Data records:

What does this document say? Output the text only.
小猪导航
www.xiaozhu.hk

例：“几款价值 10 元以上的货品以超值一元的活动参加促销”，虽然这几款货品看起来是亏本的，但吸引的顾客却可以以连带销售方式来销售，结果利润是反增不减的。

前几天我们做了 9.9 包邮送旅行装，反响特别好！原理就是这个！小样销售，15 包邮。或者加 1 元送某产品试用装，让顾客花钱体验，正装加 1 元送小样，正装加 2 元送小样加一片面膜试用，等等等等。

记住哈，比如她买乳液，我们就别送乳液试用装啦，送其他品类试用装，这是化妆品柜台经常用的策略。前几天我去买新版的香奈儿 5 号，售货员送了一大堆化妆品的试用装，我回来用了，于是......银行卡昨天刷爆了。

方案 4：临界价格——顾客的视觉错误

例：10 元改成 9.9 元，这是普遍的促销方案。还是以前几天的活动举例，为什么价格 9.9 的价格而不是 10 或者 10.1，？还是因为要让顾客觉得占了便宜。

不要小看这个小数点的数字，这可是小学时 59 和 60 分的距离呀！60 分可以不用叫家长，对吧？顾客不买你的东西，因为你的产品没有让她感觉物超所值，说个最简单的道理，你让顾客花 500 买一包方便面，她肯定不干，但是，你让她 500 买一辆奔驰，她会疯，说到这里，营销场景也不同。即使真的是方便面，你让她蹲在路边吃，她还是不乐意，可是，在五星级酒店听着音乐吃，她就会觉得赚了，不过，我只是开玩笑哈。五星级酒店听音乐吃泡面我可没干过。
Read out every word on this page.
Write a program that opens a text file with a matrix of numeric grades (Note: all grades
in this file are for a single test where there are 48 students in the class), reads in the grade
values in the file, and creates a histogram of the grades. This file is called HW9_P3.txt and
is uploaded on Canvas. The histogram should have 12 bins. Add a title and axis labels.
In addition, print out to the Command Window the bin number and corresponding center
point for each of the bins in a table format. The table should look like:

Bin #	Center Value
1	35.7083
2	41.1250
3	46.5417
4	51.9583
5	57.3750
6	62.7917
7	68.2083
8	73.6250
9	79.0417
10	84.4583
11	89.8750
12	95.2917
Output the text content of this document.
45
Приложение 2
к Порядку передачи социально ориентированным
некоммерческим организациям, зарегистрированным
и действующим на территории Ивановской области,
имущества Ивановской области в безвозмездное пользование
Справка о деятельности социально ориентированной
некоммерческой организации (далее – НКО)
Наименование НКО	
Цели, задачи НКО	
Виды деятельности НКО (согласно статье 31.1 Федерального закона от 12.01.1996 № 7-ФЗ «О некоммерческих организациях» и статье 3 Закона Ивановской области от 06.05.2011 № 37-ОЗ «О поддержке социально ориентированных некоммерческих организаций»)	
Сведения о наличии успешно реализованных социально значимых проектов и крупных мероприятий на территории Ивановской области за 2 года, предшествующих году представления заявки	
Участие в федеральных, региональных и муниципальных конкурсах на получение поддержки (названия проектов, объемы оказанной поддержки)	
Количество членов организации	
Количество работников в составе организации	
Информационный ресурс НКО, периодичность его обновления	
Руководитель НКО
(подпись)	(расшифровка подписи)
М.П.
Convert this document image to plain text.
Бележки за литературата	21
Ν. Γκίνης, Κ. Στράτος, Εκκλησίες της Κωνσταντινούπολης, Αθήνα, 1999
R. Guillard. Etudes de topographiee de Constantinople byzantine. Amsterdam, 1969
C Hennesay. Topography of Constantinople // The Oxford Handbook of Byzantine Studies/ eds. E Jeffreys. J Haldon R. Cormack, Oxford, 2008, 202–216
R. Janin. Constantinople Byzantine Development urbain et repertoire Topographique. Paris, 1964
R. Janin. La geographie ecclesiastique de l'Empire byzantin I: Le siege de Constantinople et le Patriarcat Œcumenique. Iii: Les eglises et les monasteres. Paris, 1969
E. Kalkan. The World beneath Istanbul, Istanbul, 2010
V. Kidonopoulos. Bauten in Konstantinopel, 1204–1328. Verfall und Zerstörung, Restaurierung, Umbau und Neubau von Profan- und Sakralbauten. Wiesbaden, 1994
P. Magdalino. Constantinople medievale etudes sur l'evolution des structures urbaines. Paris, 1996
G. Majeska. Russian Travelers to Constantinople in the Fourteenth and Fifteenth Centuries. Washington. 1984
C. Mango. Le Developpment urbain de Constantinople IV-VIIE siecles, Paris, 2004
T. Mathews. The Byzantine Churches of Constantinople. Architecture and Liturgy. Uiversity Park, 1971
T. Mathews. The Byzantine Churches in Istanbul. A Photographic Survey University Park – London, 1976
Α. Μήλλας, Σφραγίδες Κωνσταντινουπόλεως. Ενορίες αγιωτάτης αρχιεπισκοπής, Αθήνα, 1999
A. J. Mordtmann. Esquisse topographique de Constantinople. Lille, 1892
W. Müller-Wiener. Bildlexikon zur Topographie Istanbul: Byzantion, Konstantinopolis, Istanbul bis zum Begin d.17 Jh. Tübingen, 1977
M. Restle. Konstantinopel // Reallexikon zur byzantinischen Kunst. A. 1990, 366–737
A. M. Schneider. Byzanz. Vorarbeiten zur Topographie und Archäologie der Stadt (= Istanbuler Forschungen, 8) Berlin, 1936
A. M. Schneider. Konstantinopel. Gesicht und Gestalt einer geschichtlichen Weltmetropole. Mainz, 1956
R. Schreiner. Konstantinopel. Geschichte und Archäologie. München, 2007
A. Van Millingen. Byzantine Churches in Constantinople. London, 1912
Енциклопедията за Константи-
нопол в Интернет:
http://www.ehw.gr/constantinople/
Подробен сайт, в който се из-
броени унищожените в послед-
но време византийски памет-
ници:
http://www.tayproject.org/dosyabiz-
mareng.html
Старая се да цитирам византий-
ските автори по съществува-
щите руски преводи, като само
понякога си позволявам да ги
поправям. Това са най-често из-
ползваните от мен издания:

What the task asks: Repeat each record exactly, leaving nothing out.

Exercise response:
What does this document say? Output the text only.
小猪导航
www.xiaozhu.hk

例：“几款价值 10 元以上的货品以超值一元的活动参加促销”，虽然这几款货品看起来是亏本的，但吸引的顾客却可以以连带销售方式来销售，结果利润是反增不减的。

前几天我们做了 9.9 包邮送旅行装，反响特别好！原理就是这个！小样销售，15 包邮。或者加 1 元送某产品试用装，让顾客花钱体验，正装加 1 元送小样，正装加 2 元送小样加一片面膜试用，等等等等。

记住哈，比如她买乳液，我们就别送乳液试用装啦，送其他品类试用装，这是化妆品柜台经常用的策略。前几天我去买新版的香奈儿 5 号，售货员送了一大堆化妆品的试用装，我回来用了，于是......银行卡昨天刷爆了。

方案 4：临界价格——顾客的视觉错误

例：10 元改成 9.9 元，这是普遍的促销方案。还是以前几天的活动举例，为什么价格 9.9 的价格而不是 10 或者 10.1，？还是因为要让顾客觉得占了便宜。

不要小看这个小数点的数字，这可是小学时 59 和 60 分的距离呀！60 分可以不用叫家长，对吧？顾客不买你的东西，因为你的产品没有让她感觉物超所值，说个最简单的道理，你让顾客花 500 买一包方便面，她肯定不干，但是，你让她 500 买一辆奔驰，她会疯，说到这里，营销场景也不同。即使真的是方便面，你让她蹲在路边吃，她还是不乐意，可是，在五星级酒店听着音乐吃，她就会觉得赚了，不过，我只是开玩笑哈。五星级酒店听音乐吃泡面我可没干过。
Read out every word on this page.
Write a program that opens a text file with a matrix of numeric grades (Note: all grades
in this file are for a single test where there are 48 students in the class), reads in the grade
values in the file, and creates a histogram of the grades. This file is called HW9_P3.txt and
is uploaded on Canvas. The histogram should have 12 bins. Add a title and axis labels.
In addition, print out to the Command Window the bin number and corresponding center
point for each of the bins in a table format. The table should look like:

Bin #	Center Value
1	35.7083
2	41.1250
3	46.5417
4	51.9583
5	57.3750
6	62.7917
7	68.2083
8	73.6250
9	79.0417
10	84.4583
11	89.8750
12	95.2917
Output the text content of this document.
45
Приложение 2
к Порядку передачи социально ориентированным
некоммерческим организациям, зарегистрированным
и действующим на территории Ивановской области,
имущества Ивановской области в безвозмездное пользование
Справка о деятельности социально ориентированной
некоммерческой организации (далее – НКО)
Наименование НКО	
Цели, задачи НКО	
Виды деятельности НКО (согласно статье 31.1 Федерального закона от 12.01.1996 № 7-ФЗ «О некоммерческих организациях» и статье 3 Закона Ивановской области от 06.05.2011 № 37-ОЗ «О поддержке социально ориентированных некоммерческих организаций»)	
Сведения о наличии успешно реализованных социально значимых проектов и крупных мероприятий на территории Ивановской области за 2 года, предшествующих году представления заявки	
Участие в федеральных, региональных и муниципальных конкурсах на получение поддержки (названия проектов, объемы оказанной поддержки)	
Количество членов организации	
Количество работников в составе организации	
Информационный ресурс НКО, периодичность его обновления	
Руководитель НКО
(подпись)	(расшифровка подписи)
М.П.
Convert this document image to plain text.
Бележки за литературата	21
Ν. Γκίνης, Κ. Στράτος, Εκκλησίες της Κωνσταντινούπολης, Αθήνα, 1999
R. Guillard. Etudes de topographiee de Constantinople byzantine. Amsterdam, 1969
C Hennesay. Topography of Constantinople // The Oxford Handbook of Byzantine Studies/ eds. E Jeffreys. J Haldon R. Cormack, Oxford, 2008, 202–216
R. Janin. Constantinople Byzantine Development urbain et repertoire Topographique. Paris, 1964
R. Janin. La geographie ecclesiastique de l'Empire byzantin I: Le siege de Constantinople et le Patriarcat Œcumenique. Iii: Les eglises et les monasteres. Paris, 1969
E. Kalkan. The World beneath Istanbul, Istanbul, 2010
V. Kidonopoulos. Bauten in Konstantinopel, 1204–1328. Verfall und Zerstörung, Restaurierung, Umbau und Neubau von Profan- und Sakralbauten. Wiesbaden, 1994
P. Magdalino. Constantinople medievale etudes sur l'evolution des structures urbaines. Paris, 1996
G. Majeska. Russian Travelers to Constantinople in the Fourteenth and Fifteenth Centuries. Washington. 1984
C. Mango. Le Developpment urbain de Constantinople IV-VIIE siecles, Paris, 2004
T. Mathews. The Byzantine Churches of Constantinople. Architecture and Liturgy. Uiversity Park, 1971
T. Mathews. The Byzantine Churches in Istanbul. A Photographic Survey University Park – London, 1976
Α. Μήλλας, Σφραγίδες Κωνσταντινουπόλεως. Ενορίες αγιωτάτης αρχιεπισκοπής, Αθήνα, 1999
A. J. Mordtmann. Esquisse topographique de Constantinople. Lille, 1892
W. Müller-Wiener. Bildlexikon zur Topographie Istanbul: Byzantion, Konstantinopolis, Istanbul bis zum Begin d.17 Jh. Tübingen, 1977
M. Restle. Konstantinopel // Reallexikon zur byzantinischen Kunst. A. 1990, 366–737
A. M. Schneider. Byzanz. Vorarbeiten zur Topographie und Archäologie der Stadt (= Istanbuler Forschungen, 8) Berlin, 1936
A. M. Schneider. Konstantinopel. Gesicht und Gestalt einer geschichtlichen Weltmetropole. Mainz, 1956
R. Schreiner. Konstantinopel. Geschichte und Archäologie. München, 2007
A. Van Millingen. Byzantine Churches in Constantinople. London, 1912
Енциклопедията за Константи-
нопол в Интернет:
http://www.ehw.gr/constantinople/
Подробен сайт, в който се из-
броени унищожените в послед-
но време византийски памет-
ници:
http://www.tayproject.org/dosyabiz-
mareng.html
Старая се да цитирам византий-
ските автори по съществува-
щите руски преводи, като само
понякога си позволявам да ги
поправям. Това са най-често из-
ползваните от мен издания:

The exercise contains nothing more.